• WHAT YOU ARE ASKED TO DO
Extract each line where the string "more" shows up.

• DATA LISTING
++++++++++
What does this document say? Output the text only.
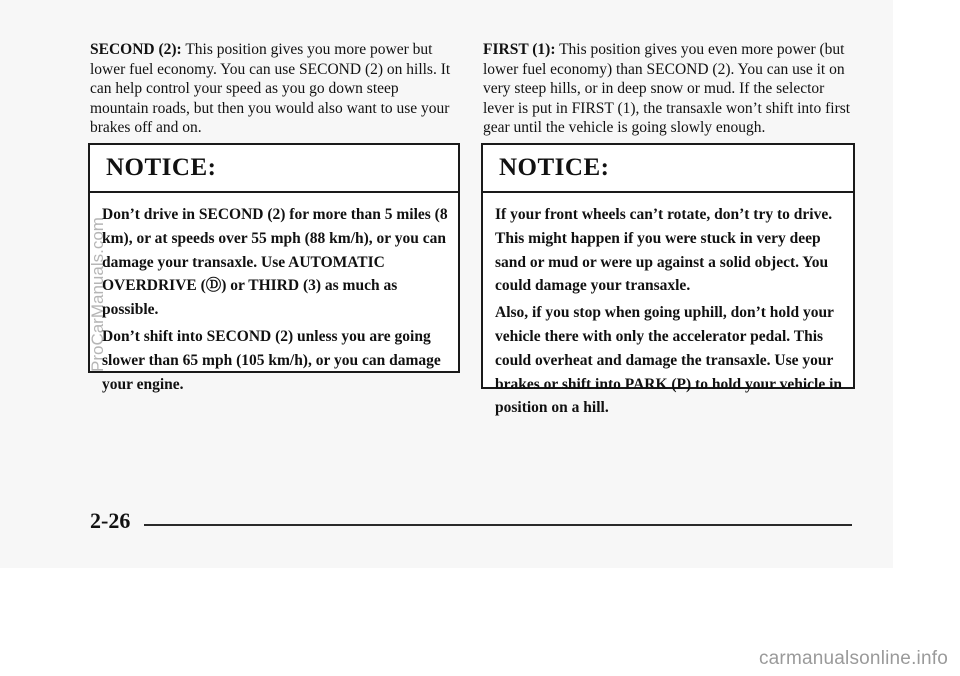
SECOND (2): This position gives you more power but lower fuel economy. You can use SECOND (2) on hills. It can help control your speed as you go down steep mountain roads, but then you would also want to use your brakes off and on.

FIRST (1): This position gives you even more power (but lower fuel economy) than SECOND (2). You can use it on very steep hills, or in deep snow or mud. If the selector lever is put in FIRST (1), the transaxle won’t shift into first gear until the vehicle is going slowly enough.

NOTICE:

Don’t drive in SECOND (2) for more than 5 miles (8 km), or at speeds over 55 mph (88 km/h), or you can damage your transaxle. Use AUTOMATIC OVERDRIVE (Ⓓ) or THIRD (3) as much as possible.

Don’t shift into SECOND (2) unless you are going slower than 65 mph (105 km/h), or you can damage your engine.

NOTICE:

If your front wheels can’t rotate, don’t try to drive. This might happen if you were stuck in very deep sand or mud or were up against a solid object. You could damage your transaxle.

Also, if you stop when going uphill, don’t hold your vehicle there with only the accelerator pedal. This could overheat and damage the transaxle. Use your brakes or shift into PARK (P) to hold your vehicle in position on a hill.

2-26
ProCarManuals.com
carmanualsonline.info
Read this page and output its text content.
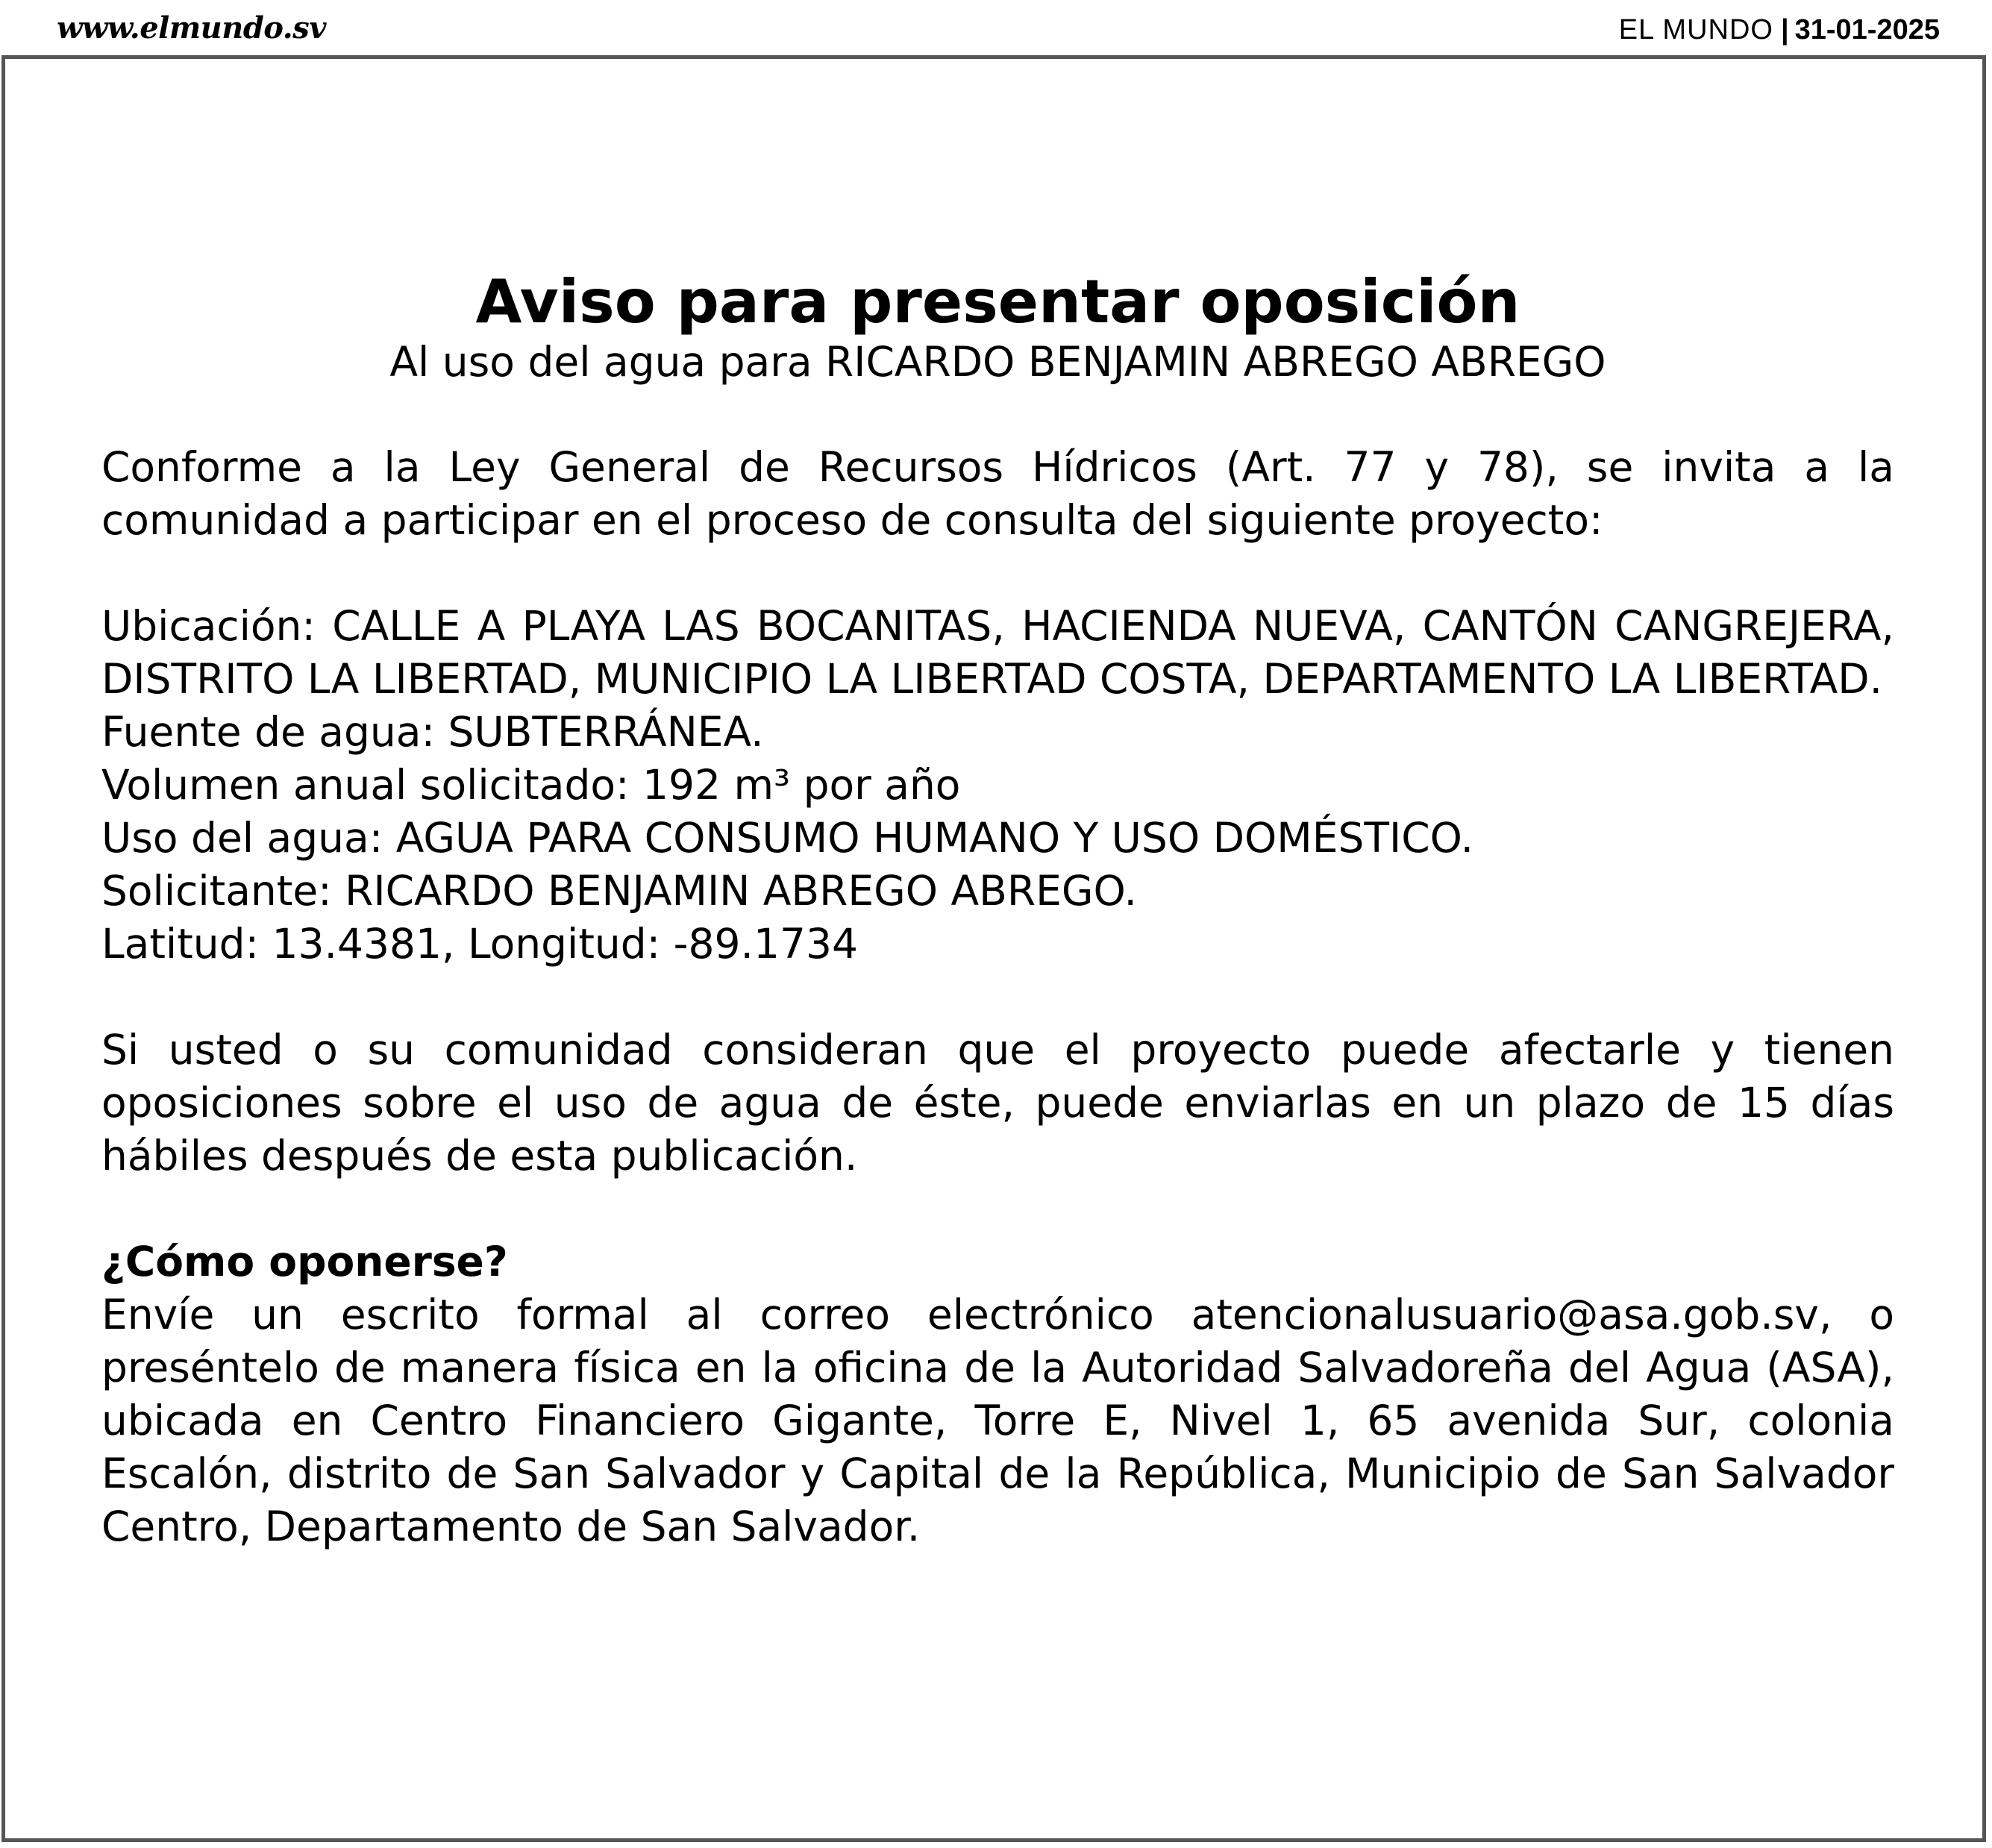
www.elmundo.sv	EL MUNDO | 31-01-2025

Aviso para presentar oposición

Al uso del agua para RICARDO BENJAMIN ABREGO ABREGO

Conforme a la Ley General de Recursos Hídricos (Art. 77 y 78), se invita a la comunidad a participar en el proceso de consulta del siguiente proyecto:

Ubicación: CALLE A PLAYA LAS BOCANITAS, HACIENDA NUEVA, CANTÓN CANGREJERA, DISTRITO LA LIBERTAD, MUNICIPIO LA LIBERTAD COSTA, DEPARTAMENTO LA LIBERTAD.

Fuente de agua: SUBTERRÁNEA.

Volumen anual solicitado: 192 m³ por año

Uso del agua: AGUA PARA CONSUMO HUMANO Y USO DOMÉSTICO.

Solicitante: RICARDO BENJAMIN ABREGO ABREGO.

Latitud: 13.4381, Longitud: -89.1734

Si usted o su comunidad consideran que el proyecto puede afectarle y tienen oposiciones sobre el uso de agua de éste, puede enviarlas en un plazo de 15 días hábiles después de esta publicación.

¿Cómo oponerse?

Envíe un escrito formal al correo electrónico atencionalusuario@asa.gob.sv, o preséntelo de manera física en la oficina de la Autoridad Salvadoreña del Agua (ASA), ubicada en Centro Financiero Gigante, Torre E, Nivel 1, 65 avenida Sur, colonia Escalón, distrito de San Salvador y Capital de la República, Municipio de San Salvador Centro, Departamento de San Salvador.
++++++++++
• EXERCISE OUTPUT
SECOND (2): This position gives you more power but lower fuel economy. You can use SECOND (2) on hills. It can help control your speed as you go down steep mountain roads, but then you would also want to use your brakes off and on.
FIRST (1): This position gives you even more power (but lower fuel economy) than SECOND (2). You can use it on very steep hills, or in deep snow or mud. If the selector lever is put in FIRST (1), the transaxle won’t shift into first gear until the vehicle is going slowly enough.
Don’t drive in SECOND (2) for more than 5 miles (8 km), or at speeds over 55 mph (88 km/h), or you can damage your transaxle. Use AUTOMATIC OVERDRIVE (Ⓓ) or THIRD (3) as much as possible.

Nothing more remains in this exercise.